■ Task goal ■
Gather all lines in the data that hold the string "terme".
****
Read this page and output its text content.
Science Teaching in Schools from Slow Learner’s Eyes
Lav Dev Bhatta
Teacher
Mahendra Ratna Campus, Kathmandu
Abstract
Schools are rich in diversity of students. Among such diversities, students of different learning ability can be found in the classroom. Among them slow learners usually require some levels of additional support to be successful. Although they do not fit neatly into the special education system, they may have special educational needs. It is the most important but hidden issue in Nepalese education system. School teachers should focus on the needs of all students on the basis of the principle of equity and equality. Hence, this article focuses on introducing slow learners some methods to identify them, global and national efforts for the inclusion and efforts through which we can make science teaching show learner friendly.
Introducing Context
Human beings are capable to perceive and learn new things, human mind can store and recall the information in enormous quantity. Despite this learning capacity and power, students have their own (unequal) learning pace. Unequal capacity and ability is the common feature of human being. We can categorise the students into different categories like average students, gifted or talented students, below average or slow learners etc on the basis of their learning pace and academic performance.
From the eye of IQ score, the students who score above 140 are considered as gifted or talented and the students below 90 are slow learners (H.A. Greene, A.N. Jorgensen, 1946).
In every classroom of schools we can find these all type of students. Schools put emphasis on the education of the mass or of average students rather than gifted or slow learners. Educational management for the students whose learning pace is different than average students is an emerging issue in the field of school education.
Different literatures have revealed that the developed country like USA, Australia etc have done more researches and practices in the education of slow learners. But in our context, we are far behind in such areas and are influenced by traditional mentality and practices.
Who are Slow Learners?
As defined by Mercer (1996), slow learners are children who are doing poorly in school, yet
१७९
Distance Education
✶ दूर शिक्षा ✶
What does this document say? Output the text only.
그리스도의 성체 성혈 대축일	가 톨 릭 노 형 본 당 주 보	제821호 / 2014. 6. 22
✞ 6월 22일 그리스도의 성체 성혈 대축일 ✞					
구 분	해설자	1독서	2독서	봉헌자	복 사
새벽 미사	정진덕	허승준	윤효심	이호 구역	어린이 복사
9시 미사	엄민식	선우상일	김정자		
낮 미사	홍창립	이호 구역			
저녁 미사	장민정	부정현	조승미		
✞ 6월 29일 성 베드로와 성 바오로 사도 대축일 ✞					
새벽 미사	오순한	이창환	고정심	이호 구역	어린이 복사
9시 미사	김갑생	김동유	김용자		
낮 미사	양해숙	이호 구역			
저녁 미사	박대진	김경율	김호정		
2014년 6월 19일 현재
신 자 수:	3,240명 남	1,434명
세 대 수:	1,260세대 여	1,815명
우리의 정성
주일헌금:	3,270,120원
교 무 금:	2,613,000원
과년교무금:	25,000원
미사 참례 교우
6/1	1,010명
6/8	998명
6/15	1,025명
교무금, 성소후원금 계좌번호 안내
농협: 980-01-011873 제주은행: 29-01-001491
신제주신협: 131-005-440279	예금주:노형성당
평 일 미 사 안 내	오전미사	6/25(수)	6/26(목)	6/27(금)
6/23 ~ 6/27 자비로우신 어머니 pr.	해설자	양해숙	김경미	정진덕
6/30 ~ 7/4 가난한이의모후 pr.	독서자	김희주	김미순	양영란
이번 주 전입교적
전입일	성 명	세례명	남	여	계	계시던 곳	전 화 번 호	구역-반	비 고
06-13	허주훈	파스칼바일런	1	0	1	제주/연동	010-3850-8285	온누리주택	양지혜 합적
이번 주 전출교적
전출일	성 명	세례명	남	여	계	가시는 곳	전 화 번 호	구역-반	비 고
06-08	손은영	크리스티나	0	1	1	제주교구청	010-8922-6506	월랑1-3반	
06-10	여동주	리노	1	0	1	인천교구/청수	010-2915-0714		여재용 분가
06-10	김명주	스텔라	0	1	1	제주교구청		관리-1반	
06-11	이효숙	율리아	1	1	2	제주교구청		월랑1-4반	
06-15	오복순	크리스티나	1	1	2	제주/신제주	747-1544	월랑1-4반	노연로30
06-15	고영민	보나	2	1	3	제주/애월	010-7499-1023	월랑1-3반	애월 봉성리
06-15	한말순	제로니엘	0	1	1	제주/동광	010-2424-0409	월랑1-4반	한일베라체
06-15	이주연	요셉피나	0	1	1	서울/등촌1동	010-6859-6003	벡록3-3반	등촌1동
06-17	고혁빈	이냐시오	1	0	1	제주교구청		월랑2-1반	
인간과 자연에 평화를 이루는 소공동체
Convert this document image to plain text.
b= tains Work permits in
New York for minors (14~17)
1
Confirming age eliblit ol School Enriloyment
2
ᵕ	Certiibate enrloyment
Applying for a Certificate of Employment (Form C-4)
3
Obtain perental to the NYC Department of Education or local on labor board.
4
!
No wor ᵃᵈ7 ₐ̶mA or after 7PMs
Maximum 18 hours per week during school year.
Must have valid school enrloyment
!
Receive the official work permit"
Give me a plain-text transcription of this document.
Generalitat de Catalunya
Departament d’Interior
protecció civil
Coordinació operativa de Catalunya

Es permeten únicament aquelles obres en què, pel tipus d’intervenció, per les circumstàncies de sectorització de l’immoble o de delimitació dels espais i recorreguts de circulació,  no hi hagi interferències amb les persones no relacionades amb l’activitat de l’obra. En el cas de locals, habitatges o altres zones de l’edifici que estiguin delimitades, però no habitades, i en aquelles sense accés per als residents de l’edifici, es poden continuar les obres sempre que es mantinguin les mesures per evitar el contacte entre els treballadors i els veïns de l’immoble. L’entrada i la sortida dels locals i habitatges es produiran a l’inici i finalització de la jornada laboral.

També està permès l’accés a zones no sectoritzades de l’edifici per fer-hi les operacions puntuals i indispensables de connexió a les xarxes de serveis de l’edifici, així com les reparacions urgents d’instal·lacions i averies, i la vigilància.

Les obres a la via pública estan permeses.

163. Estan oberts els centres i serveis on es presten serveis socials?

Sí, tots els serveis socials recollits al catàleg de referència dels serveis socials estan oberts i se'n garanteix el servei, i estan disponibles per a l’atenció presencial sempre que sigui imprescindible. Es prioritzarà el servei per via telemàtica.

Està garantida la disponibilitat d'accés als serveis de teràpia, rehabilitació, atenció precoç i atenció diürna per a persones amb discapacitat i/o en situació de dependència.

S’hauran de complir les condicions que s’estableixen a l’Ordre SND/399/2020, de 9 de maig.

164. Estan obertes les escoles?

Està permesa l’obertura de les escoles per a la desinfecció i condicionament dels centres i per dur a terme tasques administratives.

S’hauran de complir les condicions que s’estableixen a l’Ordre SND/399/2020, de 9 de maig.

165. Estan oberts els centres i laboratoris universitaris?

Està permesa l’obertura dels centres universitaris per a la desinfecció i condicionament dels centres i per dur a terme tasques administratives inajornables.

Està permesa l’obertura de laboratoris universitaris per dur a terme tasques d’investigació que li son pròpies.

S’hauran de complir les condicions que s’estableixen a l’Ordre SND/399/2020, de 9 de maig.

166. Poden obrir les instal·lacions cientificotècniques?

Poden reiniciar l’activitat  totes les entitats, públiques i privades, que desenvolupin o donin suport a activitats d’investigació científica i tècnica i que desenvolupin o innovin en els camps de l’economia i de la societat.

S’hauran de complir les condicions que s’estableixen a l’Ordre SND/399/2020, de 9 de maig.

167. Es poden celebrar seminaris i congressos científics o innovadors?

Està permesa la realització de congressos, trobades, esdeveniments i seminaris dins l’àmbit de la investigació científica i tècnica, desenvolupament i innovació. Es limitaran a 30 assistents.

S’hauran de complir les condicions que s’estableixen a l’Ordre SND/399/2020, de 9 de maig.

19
****
■ Reply ■
Està permesa l’obertura de les escoles per a la desinfecció i condicionament dels centres i per dur a terme tasques administratives.
Està permesa l’obertura dels centres universitaris per a la desinfecció i condicionament dels centres i per dur a terme tasques administratives inajornables.
Està permesa l’obertura de laboratoris universitaris per dur a terme tasques d’investigació que li son pròpies.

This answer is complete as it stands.